### Instructions to follow:
Write out the entries verbatim and leave the images out of the copy.
# START OF Records for this exercise
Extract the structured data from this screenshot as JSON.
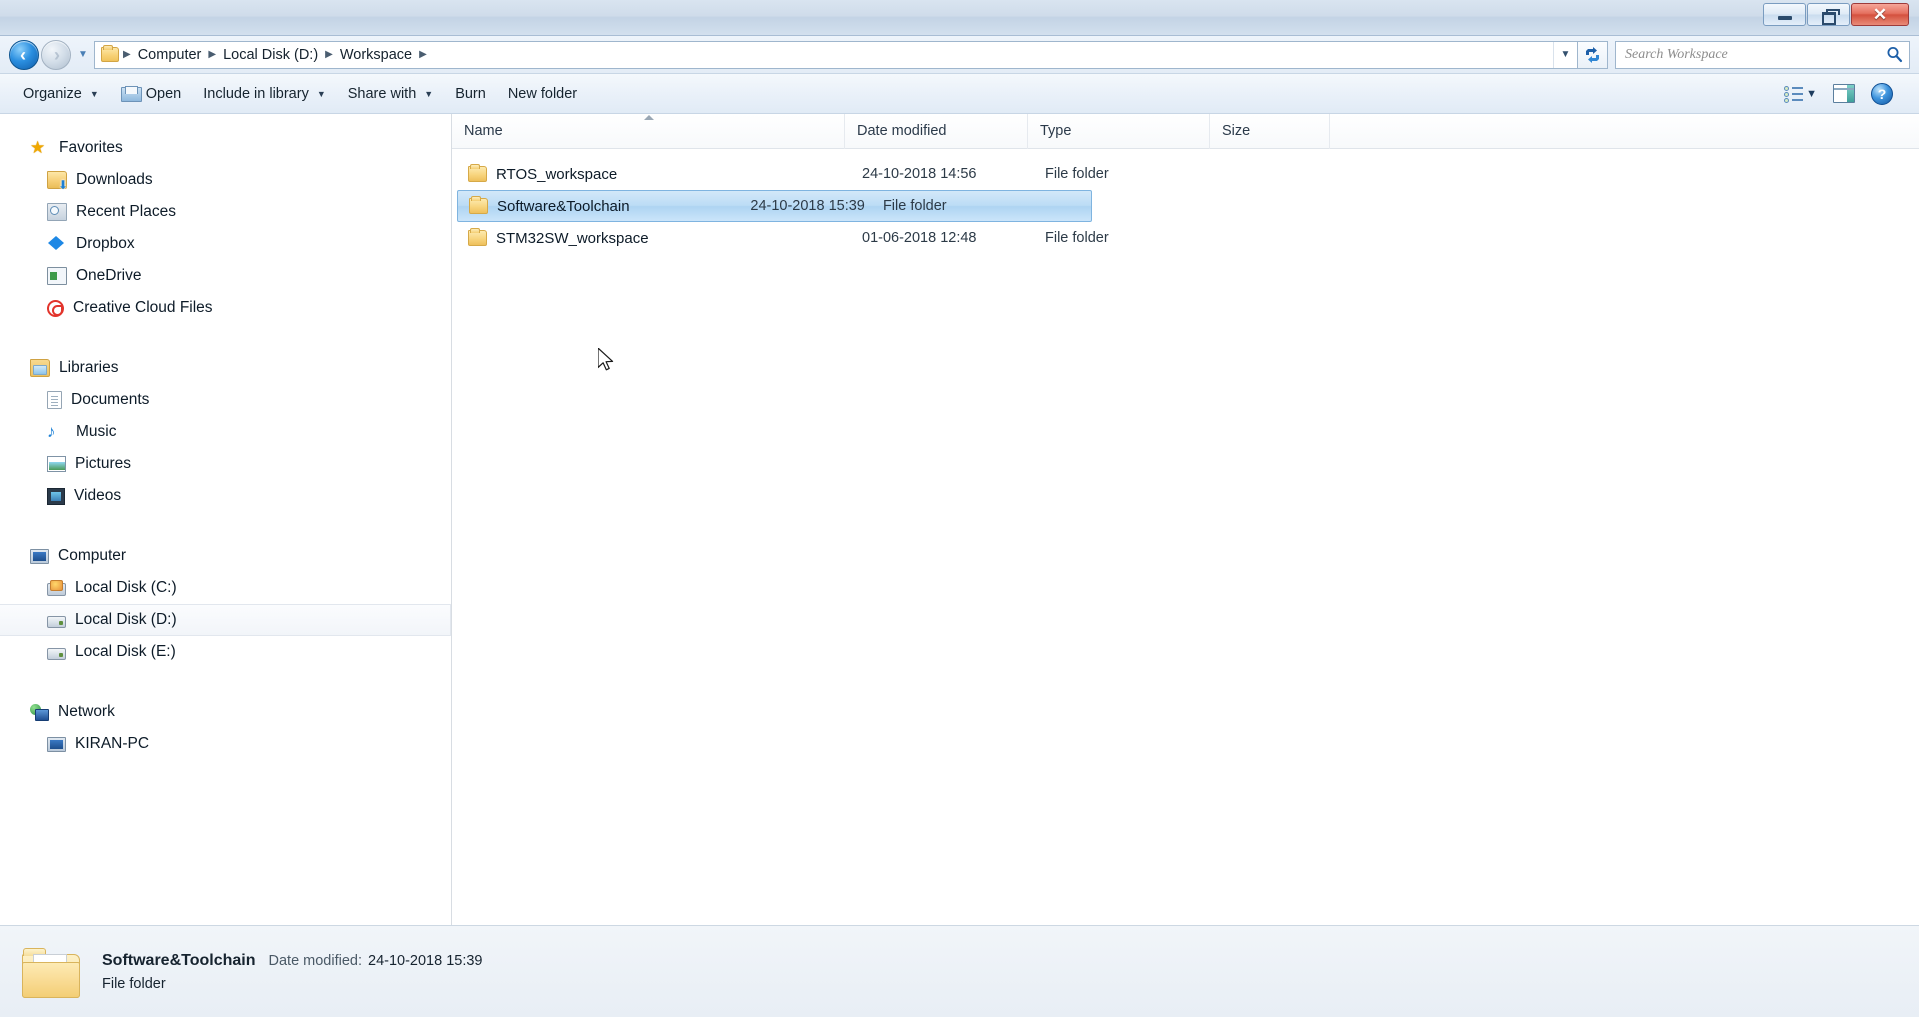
{
  "window": {
    "controls": {
      "minimize": "Minimize",
      "maximize": "Restore Down",
      "close": "Close",
      "close_glyph": "✕"
    }
  },
  "address_bar": {
    "back_label": "Back",
    "forward_label": "Forward",
    "recent_pages_label": "Recent Pages",
    "breadcrumbs": [
      "Computer",
      "Local Disk (D:)",
      "Workspace"
    ],
    "separator": "▶",
    "dropdown_label": "Previous Locations",
    "refresh_label": "Refresh"
  },
  "search": {
    "placeholder": "Search Workspace",
    "value": ""
  },
  "toolbar": {
    "items": [
      {
        "label": "Organize",
        "has_caret": true,
        "icon": null
      },
      {
        "label": "Open",
        "has_caret": false,
        "icon": "open-icon"
      },
      {
        "label": "Include in library",
        "has_caret": true,
        "icon": null
      },
      {
        "label": "Share with",
        "has_caret": true,
        "icon": null
      },
      {
        "label": "Burn",
        "has_caret": false,
        "icon": null
      },
      {
        "label": "New folder",
        "has_caret": false,
        "icon": null
      }
    ],
    "caret": "▼",
    "right_icons": [
      {
        "name": "view-options-icon",
        "caret": "▼"
      },
      {
        "name": "preview-pane-icon"
      },
      {
        "name": "help-icon",
        "glyph": "?"
      }
    ]
  },
  "sidebar": {
    "groups": [
      {
        "header": {
          "label": "Favorites",
          "icon": "star-icon"
        },
        "items": [
          {
            "label": "Downloads",
            "icon": "downloads-folder-icon"
          },
          {
            "label": "Recent Places",
            "icon": "recent-places-icon"
          },
          {
            "label": "Dropbox",
            "icon": "dropbox-icon"
          },
          {
            "label": "OneDrive",
            "icon": "onedrive-icon"
          },
          {
            "label": "Creative Cloud Files",
            "icon": "creative-cloud-icon"
          }
        ]
      },
      {
        "header": {
          "label": "Libraries",
          "icon": "libraries-icon"
        },
        "items": [
          {
            "label": "Documents",
            "icon": "documents-icon"
          },
          {
            "label": "Music",
            "icon": "music-icon"
          },
          {
            "label": "Pictures",
            "icon": "pictures-icon"
          },
          {
            "label": "Videos",
            "icon": "videos-icon"
          }
        ]
      },
      {
        "header": {
          "label": "Computer",
          "icon": "computer-icon"
        },
        "items": [
          {
            "label": "Local Disk (C:)",
            "icon": "system-disk-icon",
            "selected": false
          },
          {
            "label": "Local Disk (D:)",
            "icon": "disk-icon",
            "selected": true
          },
          {
            "label": "Local Disk (E:)",
            "icon": "disk-icon",
            "selected": false
          }
        ]
      },
      {
        "header": {
          "label": "Network",
          "icon": "network-icon"
        },
        "items": [
          {
            "label": "KIRAN-PC",
            "icon": "network-computer-icon"
          }
        ]
      }
    ]
  },
  "file_list": {
    "columns": [
      {
        "key": "name",
        "label": "Name",
        "sorted": true,
        "sort_direction": "ascending"
      },
      {
        "key": "date",
        "label": "Date modified",
        "sorted": false
      },
      {
        "key": "type",
        "label": "Type",
        "sorted": false
      },
      {
        "key": "size",
        "label": "Size",
        "sorted": false
      }
    ],
    "rows": [
      {
        "name": "RTOS_workspace",
        "date": "24-10-2018 14:56",
        "type": "File folder",
        "size": "",
        "selected": false
      },
      {
        "name": "Software&Toolchain",
        "date": "24-10-2018 15:39",
        "type": "File folder",
        "size": "",
        "selected": true
      },
      {
        "name": "STM32SW_workspace",
        "date": "01-06-2018 12:48",
        "type": "File folder",
        "size": "",
        "selected": false
      }
    ]
  },
  "details_pane": {
    "name": "Software&Toolchain",
    "date_label": "Date modified:",
    "date_value": "24-10-2018 15:39",
    "type": "File folder"
  },
  "colors": {
    "selection_blue": "#bcdcf5",
    "selection_border": "#7fb4e0",
    "folder_yellow": "#f8d57f",
    "titlebar_blue": "#cfdcea",
    "close_red": "#d4513e"
  }
}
# END OF Records for this exercise
### Written solution:
Extract the structured data from this screenshot as JSON.
{
  "window": {
    "controls": {
      "minimize": "Minimize",
      "maximize": "Restore Down",
      "close": "Close",
      "close_glyph": "✕"
    }
  },
  "address_bar": {
    "back_label": "Back",
    "forward_label": "Forward",
    "recent_pages_label": "Recent Pages",
    "breadcrumbs": [
      "Computer",
      "Local Disk (D:)",
      "Workspace"
    ],
    "separator": "▶",
    "dropdown_label": "Previous Locations",
    "refresh_label": "Refresh"
  },
  "search": {
    "placeholder": "Search Workspace",
    "value": ""
  },
  "toolbar": {
    "items": [
      {
        "label": "Organize",
        "has_caret": true,
        "icon": null
      },
      {
        "label": "Open",
        "has_caret": false,
        "icon": "open-icon"
      },
      {
        "label": "Include in library",
        "has_caret": true,
        "icon": null
      },
      {
        "label": "Share with",
        "has_caret": true,
        "icon": null
      },
      {
        "label": "Burn",
        "has_caret": false,
        "icon": null
      },
      {
        "label": "New folder",
        "has_caret": false,
        "icon": null
      }
    ],
    "caret": "▼",
    "right_icons": [
      {
        "name": "view-options-icon",
        "caret": "▼"
      },
      {
        "name": "preview-pane-icon"
      },
      {
        "name": "help-icon",
        "glyph": "?"
      }
    ]
  },
  "sidebar": {
    "groups": [
      {
        "header": {
          "label": "Favorites",
          "icon": "star-icon"
        },
        "items": [
          {
            "label": "Downloads",
            "icon": "downloads-folder-icon"
          },
          {
            "label": "Recent Places",
            "icon": "recent-places-icon"
          },
          {
            "label": "Dropbox",
            "icon": "dropbox-icon"
          },
          {
            "label": "OneDrive",
            "icon": "onedrive-icon"
          },
          {
            "label": "Creative Cloud Files",
            "icon": "creative-cloud-icon"
          }
        ]
      },
      {
        "header": {
          "label": "Libraries",
          "icon": "libraries-icon"
        },
        "items": [
          {
            "label": "Documents",
            "icon": "documents-icon"
          },
          {
            "label": "Music",
            "icon": "music-icon"
          },
          {
            "label": "Pictures",
            "icon": "pictures-icon"
          },
          {
            "label": "Videos",
            "icon": "videos-icon"
          }
        ]
      },
      {
        "header": {
          "label": "Computer",
          "icon": "computer-icon"
        },
        "items": [
          {
            "label": "Local Disk (C:)",
            "icon": "system-disk-icon",
            "selected": false
          },
          {
            "label": "Local Disk (D:)",
            "icon": "disk-icon",
            "selected": true
          },
          {
            "label": "Local Disk (E:)",
            "icon": "disk-icon",
            "selected": false
          }
        ]
      },
      {
        "header": {
          "label": "Network",
          "icon": "network-icon"
        },
        "items": [
          {
            "label": "KIRAN-PC",
            "icon": "network-computer-icon"
          }
        ]
      }
    ]
  },
  "file_list": {
    "columns": [
      {
        "key": "name",
        "label": "Name",
        "sorted": true,
        "sort_direction": "ascending"
      },
      {
        "key": "date",
        "label": "Date modified",
        "sorted": false
      },
      {
        "key": "type",
        "label": "Type",
        "sorted": false
      },
      {
        "key": "size",
        "label": "Size",
        "sorted": false
      }
    ],
    "rows": [
      {
        "name": "RTOS_workspace",
        "date": "24-10-2018 14:56",
        "type": "File folder",
        "size": "",
        "selected": false
      },
      {
        "name": "Software&Toolchain",
        "date": "24-10-2018 15:39",
        "type": "File folder",
        "size": "",
        "selected": true
      },
      {
        "name": "STM32SW_workspace",
        "date": "01-06-2018 12:48",
        "type": "File folder",
        "size": "",
        "selected": false
      }
    ]
  },
  "details_pane": {
    "name": "Software&Toolchain",
    "date_label": "Date modified:",
    "date_value": "24-10-2018 15:39",
    "type": "File folder"
  },
  "colors": {
    "selection_blue": "#bcdcf5",
    "selection_border": "#7fb4e0",
    "folder_yellow": "#f8d57f",
    "titlebar_blue": "#cfdcea",
    "close_red": "#d4513e"
  }
}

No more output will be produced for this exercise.